» What you have to do
Find all the lines with "ALGORITMOS" and gather them.

Entries from a dataset:
-- Start --

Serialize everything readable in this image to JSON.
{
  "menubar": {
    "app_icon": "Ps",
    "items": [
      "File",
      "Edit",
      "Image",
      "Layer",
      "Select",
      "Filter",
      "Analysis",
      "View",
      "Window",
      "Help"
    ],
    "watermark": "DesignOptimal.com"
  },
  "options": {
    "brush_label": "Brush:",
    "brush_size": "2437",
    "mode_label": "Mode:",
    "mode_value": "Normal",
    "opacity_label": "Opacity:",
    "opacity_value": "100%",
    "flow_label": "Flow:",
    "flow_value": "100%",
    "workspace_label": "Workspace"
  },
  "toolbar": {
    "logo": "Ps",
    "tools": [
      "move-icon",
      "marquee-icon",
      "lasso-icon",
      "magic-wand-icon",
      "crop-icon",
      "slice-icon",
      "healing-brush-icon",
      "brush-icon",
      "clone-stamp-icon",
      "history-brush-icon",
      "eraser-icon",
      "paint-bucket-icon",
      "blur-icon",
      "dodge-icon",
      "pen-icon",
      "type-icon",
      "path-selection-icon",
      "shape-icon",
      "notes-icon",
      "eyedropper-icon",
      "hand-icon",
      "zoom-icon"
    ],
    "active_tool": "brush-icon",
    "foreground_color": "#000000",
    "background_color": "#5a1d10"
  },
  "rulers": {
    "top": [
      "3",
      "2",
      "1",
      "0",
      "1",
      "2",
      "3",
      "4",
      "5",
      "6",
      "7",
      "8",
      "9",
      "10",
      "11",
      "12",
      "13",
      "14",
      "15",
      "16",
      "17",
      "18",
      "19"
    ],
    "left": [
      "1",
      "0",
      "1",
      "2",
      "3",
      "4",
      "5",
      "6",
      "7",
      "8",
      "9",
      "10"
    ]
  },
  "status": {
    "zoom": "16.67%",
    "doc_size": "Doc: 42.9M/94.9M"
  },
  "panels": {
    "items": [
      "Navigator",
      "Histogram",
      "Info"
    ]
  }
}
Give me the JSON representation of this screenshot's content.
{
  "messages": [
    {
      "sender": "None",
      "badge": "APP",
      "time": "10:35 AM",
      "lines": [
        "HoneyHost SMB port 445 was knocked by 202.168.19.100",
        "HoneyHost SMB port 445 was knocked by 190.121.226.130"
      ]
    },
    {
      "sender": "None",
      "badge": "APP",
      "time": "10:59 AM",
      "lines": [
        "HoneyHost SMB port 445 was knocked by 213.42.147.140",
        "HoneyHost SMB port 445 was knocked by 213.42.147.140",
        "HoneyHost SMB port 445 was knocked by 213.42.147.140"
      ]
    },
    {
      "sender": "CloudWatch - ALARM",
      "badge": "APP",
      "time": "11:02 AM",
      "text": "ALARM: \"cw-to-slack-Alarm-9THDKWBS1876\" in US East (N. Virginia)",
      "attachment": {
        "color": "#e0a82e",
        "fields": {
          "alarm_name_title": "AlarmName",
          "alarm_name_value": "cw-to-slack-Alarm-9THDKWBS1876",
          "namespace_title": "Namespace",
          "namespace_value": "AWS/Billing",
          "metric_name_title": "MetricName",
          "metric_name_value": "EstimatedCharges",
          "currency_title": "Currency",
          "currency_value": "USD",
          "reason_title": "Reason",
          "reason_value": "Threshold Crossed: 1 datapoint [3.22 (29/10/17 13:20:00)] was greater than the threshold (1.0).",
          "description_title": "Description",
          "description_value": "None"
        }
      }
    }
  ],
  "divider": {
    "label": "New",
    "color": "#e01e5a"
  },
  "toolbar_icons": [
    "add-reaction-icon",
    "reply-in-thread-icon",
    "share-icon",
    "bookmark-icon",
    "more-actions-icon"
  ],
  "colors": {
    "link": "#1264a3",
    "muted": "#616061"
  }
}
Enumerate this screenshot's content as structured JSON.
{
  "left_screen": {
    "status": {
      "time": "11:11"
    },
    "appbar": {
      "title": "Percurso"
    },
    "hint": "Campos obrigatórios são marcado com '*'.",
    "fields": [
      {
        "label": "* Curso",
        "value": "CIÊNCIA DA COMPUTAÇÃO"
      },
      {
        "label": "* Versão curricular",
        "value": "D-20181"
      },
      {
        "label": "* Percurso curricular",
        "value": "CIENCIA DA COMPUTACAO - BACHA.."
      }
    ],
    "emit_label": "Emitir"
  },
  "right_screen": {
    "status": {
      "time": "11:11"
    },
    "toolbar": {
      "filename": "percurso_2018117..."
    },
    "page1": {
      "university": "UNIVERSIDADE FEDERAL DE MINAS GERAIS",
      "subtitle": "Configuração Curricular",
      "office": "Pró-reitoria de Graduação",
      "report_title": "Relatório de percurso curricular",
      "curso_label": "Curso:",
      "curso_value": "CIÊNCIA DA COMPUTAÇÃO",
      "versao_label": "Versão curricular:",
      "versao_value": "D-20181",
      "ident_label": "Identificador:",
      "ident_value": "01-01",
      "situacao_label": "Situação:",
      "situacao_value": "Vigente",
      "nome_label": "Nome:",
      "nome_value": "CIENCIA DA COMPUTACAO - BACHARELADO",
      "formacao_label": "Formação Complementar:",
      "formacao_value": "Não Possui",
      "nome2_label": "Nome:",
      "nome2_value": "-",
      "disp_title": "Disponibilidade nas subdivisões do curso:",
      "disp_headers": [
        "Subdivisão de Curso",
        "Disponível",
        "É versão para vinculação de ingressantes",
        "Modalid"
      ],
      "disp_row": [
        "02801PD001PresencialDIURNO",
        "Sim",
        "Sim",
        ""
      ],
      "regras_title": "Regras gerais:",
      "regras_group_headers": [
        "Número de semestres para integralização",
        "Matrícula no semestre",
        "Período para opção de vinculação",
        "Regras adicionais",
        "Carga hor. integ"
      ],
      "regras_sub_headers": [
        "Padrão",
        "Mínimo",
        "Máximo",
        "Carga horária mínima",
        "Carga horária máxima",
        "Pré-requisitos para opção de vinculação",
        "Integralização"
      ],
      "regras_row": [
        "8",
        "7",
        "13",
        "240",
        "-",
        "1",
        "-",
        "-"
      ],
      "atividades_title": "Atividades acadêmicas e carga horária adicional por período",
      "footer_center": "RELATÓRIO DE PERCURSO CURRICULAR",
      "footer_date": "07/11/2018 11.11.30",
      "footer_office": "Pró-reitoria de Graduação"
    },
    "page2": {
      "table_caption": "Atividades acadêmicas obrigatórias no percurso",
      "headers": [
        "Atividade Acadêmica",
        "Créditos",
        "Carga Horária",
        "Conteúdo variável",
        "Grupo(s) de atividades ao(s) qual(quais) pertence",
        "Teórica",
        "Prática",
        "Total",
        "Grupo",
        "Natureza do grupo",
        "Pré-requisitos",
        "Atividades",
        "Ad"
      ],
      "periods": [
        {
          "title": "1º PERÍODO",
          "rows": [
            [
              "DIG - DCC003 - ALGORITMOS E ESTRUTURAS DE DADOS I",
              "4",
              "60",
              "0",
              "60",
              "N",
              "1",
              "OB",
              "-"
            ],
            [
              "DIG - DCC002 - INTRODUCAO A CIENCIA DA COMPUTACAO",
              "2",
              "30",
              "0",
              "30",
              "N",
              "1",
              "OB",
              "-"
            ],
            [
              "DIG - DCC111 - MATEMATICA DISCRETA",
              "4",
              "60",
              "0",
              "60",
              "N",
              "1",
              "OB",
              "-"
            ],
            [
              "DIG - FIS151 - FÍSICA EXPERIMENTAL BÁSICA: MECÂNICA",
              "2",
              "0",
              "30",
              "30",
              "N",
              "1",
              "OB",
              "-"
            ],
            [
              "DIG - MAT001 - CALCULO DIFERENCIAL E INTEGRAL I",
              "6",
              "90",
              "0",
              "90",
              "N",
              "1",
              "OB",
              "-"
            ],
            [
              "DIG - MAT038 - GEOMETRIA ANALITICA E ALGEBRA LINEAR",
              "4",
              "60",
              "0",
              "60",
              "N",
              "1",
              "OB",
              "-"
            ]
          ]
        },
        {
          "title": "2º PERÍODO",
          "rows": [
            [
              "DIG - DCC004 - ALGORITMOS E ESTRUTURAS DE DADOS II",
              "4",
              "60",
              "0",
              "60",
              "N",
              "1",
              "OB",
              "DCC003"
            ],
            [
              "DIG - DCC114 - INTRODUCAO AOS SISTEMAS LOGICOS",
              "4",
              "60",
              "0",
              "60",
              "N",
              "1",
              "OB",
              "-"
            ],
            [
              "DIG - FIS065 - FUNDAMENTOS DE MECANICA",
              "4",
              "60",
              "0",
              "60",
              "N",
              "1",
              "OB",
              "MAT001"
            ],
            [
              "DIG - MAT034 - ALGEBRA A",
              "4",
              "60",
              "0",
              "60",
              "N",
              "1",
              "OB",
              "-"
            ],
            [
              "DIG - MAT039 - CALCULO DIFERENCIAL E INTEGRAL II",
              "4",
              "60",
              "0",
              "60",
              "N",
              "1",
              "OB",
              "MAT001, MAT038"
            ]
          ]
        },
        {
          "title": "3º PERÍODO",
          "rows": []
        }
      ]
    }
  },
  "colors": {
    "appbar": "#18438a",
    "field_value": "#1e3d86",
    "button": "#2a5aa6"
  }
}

-- End --

» Exercise solution
              "DIG - DCC003 - ALGORITMOS E ESTRUTURAS DE DADOS I",
              "DIG - DCC004 - ALGORITMOS E ESTRUTURAS DE DADOS II",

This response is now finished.